── Material provided ──

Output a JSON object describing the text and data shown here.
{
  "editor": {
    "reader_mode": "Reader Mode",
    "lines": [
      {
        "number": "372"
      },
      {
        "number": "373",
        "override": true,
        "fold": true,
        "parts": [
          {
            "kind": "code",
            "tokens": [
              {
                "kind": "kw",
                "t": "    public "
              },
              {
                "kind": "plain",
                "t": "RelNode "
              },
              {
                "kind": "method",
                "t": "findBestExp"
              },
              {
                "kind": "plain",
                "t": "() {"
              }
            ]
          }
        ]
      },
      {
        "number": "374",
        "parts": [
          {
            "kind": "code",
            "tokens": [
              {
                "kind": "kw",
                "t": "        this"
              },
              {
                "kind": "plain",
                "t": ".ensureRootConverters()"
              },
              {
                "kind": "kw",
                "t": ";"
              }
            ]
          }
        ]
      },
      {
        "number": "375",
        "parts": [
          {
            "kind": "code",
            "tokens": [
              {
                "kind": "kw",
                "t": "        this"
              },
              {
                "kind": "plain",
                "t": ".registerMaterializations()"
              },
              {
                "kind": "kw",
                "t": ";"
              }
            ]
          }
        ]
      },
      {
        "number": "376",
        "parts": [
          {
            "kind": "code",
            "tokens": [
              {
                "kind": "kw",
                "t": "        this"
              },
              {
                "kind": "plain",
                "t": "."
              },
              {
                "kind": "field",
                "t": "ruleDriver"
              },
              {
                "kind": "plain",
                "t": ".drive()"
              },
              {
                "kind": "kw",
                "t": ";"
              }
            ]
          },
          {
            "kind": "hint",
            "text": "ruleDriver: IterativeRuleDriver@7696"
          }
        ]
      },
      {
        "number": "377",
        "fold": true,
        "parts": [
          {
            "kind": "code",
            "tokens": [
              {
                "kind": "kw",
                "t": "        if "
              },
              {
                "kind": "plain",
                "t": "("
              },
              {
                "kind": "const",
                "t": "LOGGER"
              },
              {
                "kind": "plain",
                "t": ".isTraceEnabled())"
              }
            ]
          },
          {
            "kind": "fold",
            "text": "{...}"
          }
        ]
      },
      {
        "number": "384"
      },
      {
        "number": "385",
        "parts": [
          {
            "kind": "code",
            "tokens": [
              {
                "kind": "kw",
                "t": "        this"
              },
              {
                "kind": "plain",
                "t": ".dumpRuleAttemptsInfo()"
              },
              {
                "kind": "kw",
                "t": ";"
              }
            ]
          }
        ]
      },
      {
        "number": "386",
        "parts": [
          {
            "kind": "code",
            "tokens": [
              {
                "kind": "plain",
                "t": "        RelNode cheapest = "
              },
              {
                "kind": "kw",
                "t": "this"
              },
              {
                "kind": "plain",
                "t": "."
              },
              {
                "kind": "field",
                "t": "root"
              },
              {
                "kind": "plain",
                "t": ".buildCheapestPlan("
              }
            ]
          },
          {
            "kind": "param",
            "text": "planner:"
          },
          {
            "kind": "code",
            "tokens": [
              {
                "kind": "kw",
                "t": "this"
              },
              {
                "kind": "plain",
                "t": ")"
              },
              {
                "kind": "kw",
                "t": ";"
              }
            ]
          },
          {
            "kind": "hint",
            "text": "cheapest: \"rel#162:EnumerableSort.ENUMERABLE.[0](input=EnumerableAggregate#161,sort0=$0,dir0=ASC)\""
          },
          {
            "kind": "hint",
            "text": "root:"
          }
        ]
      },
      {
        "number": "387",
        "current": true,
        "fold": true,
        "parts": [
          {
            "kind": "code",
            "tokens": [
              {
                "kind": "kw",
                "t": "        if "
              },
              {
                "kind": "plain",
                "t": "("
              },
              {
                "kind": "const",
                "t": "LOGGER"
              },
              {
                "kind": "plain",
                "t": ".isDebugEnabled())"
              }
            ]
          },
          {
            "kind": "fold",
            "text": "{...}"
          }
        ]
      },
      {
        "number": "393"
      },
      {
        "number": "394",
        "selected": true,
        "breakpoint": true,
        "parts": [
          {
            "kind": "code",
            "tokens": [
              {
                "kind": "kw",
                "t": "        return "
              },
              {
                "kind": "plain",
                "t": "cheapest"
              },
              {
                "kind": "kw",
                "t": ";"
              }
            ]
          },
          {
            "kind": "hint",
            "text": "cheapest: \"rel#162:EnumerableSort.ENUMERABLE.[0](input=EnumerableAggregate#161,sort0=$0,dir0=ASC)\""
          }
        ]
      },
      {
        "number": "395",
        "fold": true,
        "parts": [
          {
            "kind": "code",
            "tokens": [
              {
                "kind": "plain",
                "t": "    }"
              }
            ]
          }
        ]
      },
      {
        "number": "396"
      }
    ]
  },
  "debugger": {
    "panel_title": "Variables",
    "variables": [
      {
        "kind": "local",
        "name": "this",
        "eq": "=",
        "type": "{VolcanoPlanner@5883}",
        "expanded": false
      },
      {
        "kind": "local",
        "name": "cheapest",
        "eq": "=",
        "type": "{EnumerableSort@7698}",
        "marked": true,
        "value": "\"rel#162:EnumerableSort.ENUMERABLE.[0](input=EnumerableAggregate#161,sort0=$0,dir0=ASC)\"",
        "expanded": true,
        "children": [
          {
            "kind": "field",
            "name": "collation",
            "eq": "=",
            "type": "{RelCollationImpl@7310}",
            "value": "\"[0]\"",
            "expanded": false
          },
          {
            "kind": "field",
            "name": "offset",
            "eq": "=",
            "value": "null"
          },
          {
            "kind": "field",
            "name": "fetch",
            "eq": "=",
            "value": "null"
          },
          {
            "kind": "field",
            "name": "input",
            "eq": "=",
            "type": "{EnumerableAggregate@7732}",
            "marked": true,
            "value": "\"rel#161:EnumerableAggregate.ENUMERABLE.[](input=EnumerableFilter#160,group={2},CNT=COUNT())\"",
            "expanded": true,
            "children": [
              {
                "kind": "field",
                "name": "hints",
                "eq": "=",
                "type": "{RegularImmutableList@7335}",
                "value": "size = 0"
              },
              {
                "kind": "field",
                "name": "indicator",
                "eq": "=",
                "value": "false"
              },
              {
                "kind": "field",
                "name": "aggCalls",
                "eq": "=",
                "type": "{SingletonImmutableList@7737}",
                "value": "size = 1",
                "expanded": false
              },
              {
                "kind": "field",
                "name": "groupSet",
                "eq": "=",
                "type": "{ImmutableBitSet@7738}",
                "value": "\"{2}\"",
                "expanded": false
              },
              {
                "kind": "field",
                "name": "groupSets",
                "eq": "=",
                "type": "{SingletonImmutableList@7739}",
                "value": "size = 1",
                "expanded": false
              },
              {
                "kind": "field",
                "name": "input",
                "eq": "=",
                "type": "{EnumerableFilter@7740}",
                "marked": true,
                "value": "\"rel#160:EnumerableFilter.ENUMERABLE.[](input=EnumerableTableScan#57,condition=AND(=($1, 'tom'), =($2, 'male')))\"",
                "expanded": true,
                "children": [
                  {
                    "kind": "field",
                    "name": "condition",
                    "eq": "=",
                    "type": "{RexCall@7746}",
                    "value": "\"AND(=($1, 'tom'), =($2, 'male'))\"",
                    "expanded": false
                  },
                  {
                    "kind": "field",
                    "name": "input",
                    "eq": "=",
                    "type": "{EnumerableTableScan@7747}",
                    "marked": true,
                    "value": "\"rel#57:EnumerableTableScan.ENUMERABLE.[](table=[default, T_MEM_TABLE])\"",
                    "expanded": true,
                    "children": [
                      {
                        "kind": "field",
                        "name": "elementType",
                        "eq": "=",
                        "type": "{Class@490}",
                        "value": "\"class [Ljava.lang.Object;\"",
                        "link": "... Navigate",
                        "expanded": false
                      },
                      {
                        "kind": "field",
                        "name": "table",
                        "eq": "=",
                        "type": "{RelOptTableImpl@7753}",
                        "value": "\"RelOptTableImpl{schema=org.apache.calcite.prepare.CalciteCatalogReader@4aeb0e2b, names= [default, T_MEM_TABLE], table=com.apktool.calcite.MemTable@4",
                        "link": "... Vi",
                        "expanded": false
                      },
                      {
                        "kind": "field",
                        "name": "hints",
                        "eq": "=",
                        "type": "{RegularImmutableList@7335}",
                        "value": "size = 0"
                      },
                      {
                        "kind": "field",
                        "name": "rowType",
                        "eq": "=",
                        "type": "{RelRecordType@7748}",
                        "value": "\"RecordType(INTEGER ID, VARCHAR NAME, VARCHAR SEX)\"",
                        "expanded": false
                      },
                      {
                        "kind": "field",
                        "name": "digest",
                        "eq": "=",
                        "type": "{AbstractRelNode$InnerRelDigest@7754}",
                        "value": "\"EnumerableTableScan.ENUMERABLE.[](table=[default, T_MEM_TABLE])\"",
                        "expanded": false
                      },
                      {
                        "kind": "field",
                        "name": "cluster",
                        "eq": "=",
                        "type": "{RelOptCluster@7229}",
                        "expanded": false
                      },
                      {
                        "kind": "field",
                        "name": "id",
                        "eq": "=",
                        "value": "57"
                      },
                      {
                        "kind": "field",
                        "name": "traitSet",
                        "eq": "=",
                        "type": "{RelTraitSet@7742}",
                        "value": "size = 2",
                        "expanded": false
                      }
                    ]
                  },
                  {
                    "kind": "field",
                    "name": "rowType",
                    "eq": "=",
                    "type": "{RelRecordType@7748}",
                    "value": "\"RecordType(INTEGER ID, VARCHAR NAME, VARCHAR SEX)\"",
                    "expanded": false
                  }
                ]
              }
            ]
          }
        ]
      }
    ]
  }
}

───

— Set problem —
Spot every line that holds "male" and copy it.

— Worked solution —
                "value": "\"rel#160:EnumerableFilter.ENUMERABLE.[](input=EnumerableTableScan#57,condition=AND(=($1, 'tom'), =($2, 'male')))\"",
                    "value": "\"AND(=($1, 'tom'), =($2, 'male'))\"",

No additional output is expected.